==== PROVIDED DATA
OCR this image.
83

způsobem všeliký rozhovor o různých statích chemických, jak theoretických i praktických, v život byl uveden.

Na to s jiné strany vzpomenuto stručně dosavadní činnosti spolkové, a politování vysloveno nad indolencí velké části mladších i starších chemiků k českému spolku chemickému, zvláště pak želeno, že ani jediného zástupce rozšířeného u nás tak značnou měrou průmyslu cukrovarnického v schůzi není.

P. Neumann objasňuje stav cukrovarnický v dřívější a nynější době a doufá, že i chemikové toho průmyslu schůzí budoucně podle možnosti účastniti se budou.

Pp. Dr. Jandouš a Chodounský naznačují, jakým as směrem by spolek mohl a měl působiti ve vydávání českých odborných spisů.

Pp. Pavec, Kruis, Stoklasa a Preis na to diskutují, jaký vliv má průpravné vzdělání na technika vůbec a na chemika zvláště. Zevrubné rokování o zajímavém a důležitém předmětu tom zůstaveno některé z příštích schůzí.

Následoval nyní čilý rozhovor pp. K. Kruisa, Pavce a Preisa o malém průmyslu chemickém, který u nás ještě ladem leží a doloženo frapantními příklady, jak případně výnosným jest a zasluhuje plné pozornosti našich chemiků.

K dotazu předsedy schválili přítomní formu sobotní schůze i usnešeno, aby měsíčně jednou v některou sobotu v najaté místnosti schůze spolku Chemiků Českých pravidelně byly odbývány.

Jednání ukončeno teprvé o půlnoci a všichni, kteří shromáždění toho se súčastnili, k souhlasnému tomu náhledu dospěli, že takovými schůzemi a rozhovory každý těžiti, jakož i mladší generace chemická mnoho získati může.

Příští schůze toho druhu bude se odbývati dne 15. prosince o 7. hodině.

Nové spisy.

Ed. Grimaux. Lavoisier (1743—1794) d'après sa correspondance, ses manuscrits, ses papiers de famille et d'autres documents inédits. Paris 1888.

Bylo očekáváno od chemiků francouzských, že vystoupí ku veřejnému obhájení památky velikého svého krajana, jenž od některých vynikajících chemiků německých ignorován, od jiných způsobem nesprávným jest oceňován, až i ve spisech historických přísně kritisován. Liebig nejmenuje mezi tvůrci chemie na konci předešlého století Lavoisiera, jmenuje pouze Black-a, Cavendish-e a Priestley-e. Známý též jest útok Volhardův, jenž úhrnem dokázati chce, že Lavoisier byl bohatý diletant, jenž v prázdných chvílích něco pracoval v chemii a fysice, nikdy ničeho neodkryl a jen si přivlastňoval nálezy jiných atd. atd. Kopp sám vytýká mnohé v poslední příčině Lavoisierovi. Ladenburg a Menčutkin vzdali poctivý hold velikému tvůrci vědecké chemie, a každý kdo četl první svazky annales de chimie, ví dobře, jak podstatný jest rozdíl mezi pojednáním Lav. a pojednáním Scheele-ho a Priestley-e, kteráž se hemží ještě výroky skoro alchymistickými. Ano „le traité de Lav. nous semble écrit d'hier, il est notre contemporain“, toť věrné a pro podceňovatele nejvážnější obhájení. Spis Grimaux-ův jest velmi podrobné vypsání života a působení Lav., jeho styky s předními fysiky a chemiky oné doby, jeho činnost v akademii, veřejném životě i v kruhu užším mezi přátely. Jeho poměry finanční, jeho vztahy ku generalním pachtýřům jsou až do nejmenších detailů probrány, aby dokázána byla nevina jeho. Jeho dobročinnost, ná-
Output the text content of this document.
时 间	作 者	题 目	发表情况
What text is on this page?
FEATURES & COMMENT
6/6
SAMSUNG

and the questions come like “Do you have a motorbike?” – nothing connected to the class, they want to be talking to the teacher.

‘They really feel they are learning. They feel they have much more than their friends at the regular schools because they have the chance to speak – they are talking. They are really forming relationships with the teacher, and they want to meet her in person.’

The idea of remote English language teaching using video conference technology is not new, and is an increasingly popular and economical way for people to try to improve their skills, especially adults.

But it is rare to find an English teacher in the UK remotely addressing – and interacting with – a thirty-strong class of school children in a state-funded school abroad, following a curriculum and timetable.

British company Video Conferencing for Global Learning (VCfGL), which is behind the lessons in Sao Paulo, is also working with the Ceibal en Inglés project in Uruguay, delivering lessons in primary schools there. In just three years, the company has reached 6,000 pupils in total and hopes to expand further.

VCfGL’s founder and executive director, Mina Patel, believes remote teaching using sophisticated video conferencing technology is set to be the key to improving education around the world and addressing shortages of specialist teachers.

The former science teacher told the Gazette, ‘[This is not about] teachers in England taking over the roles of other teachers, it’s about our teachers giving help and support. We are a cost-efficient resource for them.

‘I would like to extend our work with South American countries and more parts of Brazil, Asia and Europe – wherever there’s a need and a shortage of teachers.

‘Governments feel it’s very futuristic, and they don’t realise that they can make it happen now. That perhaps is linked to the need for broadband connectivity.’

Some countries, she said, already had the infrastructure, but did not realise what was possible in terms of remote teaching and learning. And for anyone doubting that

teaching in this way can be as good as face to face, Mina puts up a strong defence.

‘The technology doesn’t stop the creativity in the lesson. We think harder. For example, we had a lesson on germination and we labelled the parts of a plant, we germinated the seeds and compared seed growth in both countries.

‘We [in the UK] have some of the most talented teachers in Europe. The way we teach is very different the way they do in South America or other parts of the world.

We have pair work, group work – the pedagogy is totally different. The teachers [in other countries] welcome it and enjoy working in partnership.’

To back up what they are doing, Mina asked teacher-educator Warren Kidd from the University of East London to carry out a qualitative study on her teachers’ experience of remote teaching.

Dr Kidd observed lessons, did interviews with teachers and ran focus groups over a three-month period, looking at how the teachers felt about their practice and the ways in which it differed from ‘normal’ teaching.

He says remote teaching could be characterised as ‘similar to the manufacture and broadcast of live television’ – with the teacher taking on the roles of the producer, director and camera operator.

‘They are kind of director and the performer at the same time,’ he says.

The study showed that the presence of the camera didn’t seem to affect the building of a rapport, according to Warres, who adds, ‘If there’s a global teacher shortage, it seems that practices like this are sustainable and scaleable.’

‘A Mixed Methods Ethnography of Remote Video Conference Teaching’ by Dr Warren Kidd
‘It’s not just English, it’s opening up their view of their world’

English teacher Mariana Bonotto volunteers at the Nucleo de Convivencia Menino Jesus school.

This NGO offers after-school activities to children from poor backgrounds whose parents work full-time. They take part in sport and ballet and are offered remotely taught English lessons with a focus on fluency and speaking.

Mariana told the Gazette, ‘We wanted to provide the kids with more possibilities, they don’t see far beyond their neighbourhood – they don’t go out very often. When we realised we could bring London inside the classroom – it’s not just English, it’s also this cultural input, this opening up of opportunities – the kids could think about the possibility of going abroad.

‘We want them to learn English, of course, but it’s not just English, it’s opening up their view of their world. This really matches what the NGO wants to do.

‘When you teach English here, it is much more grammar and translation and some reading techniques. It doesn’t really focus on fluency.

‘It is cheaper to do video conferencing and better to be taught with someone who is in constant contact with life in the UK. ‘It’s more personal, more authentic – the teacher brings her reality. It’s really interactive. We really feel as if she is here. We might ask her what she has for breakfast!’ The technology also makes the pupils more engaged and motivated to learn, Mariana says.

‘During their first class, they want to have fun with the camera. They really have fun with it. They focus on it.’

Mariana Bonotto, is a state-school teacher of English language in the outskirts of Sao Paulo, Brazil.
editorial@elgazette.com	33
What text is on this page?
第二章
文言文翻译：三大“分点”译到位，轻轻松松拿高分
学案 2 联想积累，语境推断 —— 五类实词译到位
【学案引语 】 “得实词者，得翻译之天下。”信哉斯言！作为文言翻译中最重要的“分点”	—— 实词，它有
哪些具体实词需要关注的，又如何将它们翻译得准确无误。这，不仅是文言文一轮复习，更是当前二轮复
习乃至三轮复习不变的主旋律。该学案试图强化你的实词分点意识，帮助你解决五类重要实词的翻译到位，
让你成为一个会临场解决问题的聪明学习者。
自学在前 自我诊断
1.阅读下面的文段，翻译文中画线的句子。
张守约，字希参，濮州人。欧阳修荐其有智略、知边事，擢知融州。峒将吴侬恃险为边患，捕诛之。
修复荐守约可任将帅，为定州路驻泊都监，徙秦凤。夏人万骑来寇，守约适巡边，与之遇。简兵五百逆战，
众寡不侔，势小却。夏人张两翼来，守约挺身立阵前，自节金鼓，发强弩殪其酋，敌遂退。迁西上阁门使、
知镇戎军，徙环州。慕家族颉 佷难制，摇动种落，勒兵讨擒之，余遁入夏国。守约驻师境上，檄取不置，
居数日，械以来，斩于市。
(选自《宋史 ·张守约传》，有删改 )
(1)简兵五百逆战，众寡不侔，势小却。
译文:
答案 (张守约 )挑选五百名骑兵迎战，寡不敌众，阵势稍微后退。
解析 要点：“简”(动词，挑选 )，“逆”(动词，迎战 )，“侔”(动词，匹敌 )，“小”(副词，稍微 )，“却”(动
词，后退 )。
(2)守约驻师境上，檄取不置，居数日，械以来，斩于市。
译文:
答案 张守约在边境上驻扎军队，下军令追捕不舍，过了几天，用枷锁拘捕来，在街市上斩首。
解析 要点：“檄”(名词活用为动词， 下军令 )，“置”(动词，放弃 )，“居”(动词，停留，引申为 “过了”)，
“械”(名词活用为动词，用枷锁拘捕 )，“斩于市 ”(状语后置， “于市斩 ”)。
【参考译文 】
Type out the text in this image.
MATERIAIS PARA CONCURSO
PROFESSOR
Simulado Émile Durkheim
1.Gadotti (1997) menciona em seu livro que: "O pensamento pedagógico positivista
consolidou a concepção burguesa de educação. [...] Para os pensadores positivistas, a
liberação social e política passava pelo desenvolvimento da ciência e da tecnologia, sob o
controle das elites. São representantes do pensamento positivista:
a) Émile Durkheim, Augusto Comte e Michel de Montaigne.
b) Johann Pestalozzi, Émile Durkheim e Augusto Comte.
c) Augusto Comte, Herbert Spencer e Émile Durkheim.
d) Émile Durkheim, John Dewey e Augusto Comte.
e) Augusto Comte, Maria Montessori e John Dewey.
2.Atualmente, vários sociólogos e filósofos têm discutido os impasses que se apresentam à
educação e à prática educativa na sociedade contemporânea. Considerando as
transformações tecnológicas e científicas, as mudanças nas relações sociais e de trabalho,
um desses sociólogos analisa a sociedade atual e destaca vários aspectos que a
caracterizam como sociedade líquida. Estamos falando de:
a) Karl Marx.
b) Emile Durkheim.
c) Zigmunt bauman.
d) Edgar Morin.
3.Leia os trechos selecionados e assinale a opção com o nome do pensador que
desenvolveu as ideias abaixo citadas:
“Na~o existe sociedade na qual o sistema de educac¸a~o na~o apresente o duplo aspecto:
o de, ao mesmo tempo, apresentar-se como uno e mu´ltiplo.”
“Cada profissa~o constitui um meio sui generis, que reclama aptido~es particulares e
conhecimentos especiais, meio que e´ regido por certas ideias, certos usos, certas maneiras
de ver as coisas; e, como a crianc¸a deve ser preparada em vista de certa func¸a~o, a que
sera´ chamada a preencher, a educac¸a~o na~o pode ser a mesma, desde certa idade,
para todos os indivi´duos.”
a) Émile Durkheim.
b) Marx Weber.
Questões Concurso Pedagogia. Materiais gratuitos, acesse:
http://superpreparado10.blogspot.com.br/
========
Go through the records. Copy each line where "sociólogos" appears.

2.Atualmente, vários sociólogos e filósofos têm discutido os impasses que se apresentam à
um desses sociólogos analisa a sociedade atual e destaca vários aspectos que a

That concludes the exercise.